■ Instruction
Find every line with the word "highlighted" and report how many there are, without any other text.

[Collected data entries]
────────────────────────────────────────

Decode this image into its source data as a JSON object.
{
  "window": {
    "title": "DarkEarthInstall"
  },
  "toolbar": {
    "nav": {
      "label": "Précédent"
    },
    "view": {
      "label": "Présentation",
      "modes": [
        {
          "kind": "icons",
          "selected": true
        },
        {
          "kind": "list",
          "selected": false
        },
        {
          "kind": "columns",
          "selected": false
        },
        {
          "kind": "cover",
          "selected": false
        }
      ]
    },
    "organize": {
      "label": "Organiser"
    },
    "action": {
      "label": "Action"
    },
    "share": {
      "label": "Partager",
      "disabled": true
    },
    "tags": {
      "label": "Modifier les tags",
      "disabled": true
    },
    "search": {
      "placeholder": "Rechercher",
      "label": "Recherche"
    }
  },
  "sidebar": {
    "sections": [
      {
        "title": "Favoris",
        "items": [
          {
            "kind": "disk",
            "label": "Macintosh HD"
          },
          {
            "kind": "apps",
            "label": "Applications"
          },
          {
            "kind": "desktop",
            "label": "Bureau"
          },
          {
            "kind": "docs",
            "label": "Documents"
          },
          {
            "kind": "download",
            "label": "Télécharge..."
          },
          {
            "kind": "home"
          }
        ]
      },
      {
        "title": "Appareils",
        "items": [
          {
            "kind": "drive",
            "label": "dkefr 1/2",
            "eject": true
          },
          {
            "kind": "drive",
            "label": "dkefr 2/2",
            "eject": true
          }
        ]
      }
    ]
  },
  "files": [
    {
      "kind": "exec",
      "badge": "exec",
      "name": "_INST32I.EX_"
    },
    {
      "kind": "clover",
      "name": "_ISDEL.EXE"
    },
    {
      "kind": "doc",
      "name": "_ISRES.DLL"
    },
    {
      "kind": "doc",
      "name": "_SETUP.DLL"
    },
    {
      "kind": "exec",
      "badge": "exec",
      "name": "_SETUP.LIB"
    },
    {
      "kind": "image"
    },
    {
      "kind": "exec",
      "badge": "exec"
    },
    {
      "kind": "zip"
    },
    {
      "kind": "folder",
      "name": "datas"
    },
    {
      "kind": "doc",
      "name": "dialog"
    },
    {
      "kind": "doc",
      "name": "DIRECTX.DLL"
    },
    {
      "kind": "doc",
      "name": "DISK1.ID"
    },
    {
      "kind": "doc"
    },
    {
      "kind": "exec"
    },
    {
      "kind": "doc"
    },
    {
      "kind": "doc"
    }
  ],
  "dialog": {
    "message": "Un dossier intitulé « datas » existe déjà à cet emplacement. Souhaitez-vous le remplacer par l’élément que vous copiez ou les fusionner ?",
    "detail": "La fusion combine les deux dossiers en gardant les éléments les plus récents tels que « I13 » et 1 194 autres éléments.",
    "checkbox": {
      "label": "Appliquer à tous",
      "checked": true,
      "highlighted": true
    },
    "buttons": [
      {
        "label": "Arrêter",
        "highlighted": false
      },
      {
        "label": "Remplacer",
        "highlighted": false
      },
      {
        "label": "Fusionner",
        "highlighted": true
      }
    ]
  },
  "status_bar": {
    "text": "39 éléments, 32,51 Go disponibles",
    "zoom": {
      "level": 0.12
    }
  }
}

────────────────────────────────────────

■ Response to the task
4